↓↓↓

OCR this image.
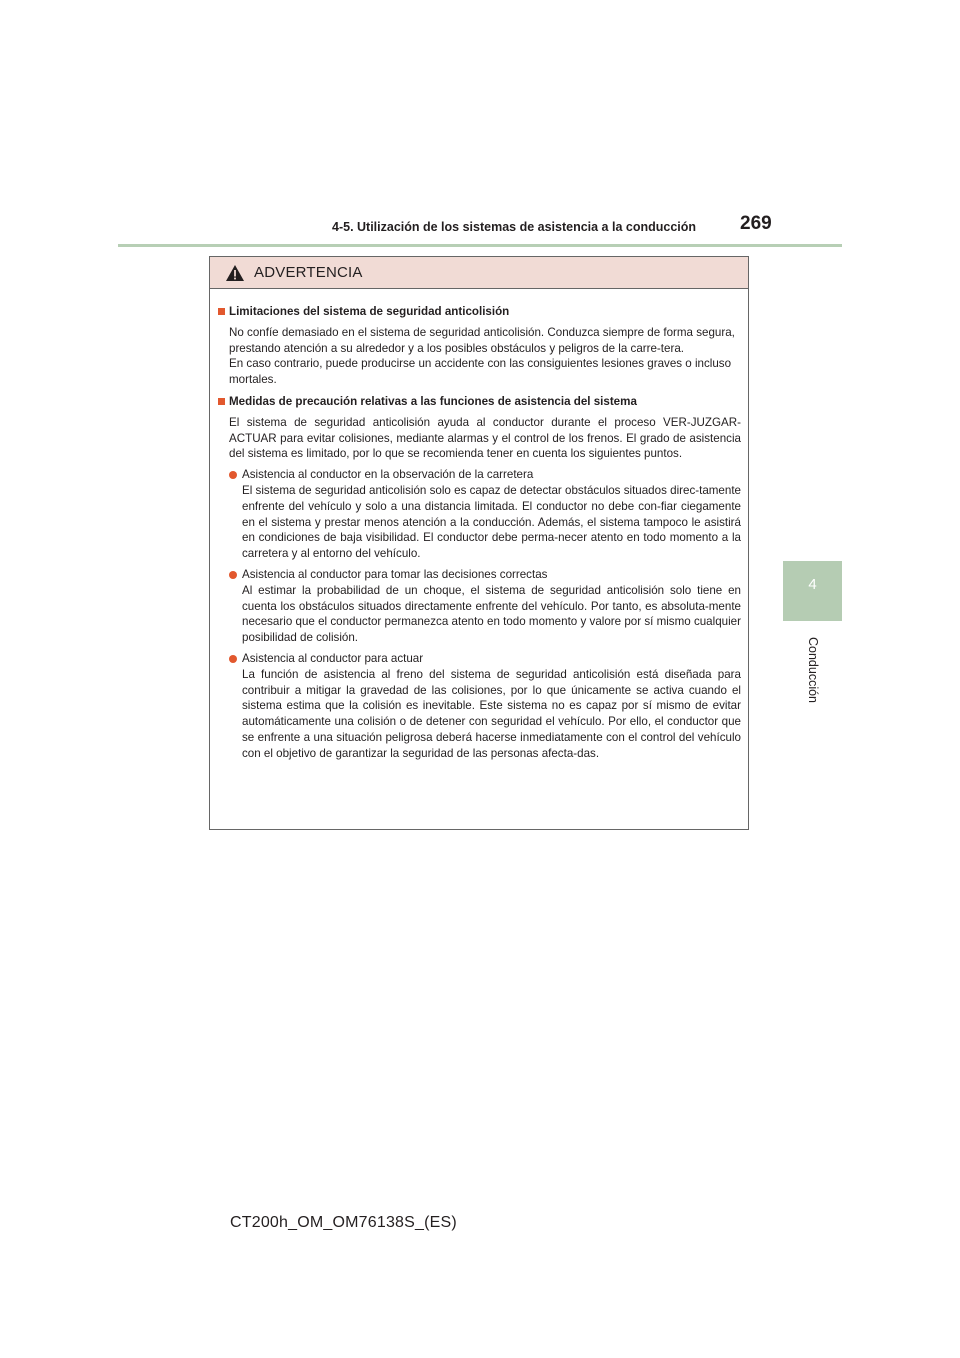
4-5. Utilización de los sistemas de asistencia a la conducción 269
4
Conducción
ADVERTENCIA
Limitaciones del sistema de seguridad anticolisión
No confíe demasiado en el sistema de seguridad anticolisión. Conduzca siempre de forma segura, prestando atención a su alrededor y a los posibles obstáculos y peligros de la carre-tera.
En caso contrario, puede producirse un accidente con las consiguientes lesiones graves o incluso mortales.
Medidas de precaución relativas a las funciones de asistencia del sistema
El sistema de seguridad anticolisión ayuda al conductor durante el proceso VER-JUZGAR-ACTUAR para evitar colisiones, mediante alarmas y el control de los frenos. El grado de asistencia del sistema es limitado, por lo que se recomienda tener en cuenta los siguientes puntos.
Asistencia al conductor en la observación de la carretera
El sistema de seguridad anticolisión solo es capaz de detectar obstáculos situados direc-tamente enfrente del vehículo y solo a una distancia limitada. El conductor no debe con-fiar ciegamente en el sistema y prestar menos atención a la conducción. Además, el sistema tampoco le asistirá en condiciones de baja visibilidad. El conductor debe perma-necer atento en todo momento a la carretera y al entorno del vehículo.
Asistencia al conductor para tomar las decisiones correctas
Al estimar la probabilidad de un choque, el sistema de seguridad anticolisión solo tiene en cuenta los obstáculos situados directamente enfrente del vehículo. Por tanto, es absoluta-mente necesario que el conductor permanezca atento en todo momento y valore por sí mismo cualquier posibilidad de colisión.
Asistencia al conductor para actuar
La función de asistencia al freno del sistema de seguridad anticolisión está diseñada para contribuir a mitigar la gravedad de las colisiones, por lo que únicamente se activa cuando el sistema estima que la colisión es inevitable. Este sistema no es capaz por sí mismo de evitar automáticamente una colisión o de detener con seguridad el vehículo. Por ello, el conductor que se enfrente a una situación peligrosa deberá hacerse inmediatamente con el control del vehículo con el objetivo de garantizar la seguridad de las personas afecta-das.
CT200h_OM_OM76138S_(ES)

↑↑↑

## Stated exercise
Repeat the material above word for word, please, apart from its images.

## Answer
OCR this image.
4-5. Utilización de los sistemas de asistencia a la conducción 269
4
Conducción
ADVERTENCIA
Limitaciones del sistema de seguridad anticolisión
No confíe demasiado en el sistema de seguridad anticolisión. Conduzca siempre de forma segura, prestando atención a su alrededor y a los posibles obstáculos y peligros de la carre-tera.
En caso contrario, puede producirse un accidente con las consiguientes lesiones graves o incluso mortales.
Medidas de precaución relativas a las funciones de asistencia del sistema
El sistema de seguridad anticolisión ayuda al conductor durante el proceso VER-JUZGAR-ACTUAR para evitar colisiones, mediante alarmas y el control de los frenos. El grado de asistencia del sistema es limitado, por lo que se recomienda tener en cuenta los siguientes puntos.
Asistencia al conductor en la observación de la carretera
El sistema de seguridad anticolisión solo es capaz de detectar obstáculos situados direc-tamente enfrente del vehículo y solo a una distancia limitada. El conductor no debe con-fiar ciegamente en el sistema y prestar menos atención a la conducción. Además, el sistema tampoco le asistirá en condiciones de baja visibilidad. El conductor debe perma-necer atento en todo momento a la carretera y al entorno del vehículo.
Asistencia al conductor para tomar las decisiones correctas
Al estimar la probabilidad de un choque, el sistema de seguridad anticolisión solo tiene en cuenta los obstáculos situados directamente enfrente del vehículo. Por tanto, es absoluta-mente necesario que el conductor permanezca atento en todo momento y valore por sí mismo cualquier posibilidad de colisión.
Asistencia al conductor para actuar
La función de asistencia al freno del sistema de seguridad anticolisión está diseñada para contribuir a mitigar la gravedad de las colisiones, por lo que únicamente se activa cuando el sistema estima que la colisión es inevitable. Este sistema no es capaz por sí mismo de evitar automáticamente una colisión o de detener con seguridad el vehículo. Por ello, el conductor que se enfrente a una situación peligrosa deberá hacerse inmediatamente con el control del vehículo con el objetivo de garantizar la seguridad de las personas afecta-das.
CT200h_OM_OM76138S_(ES)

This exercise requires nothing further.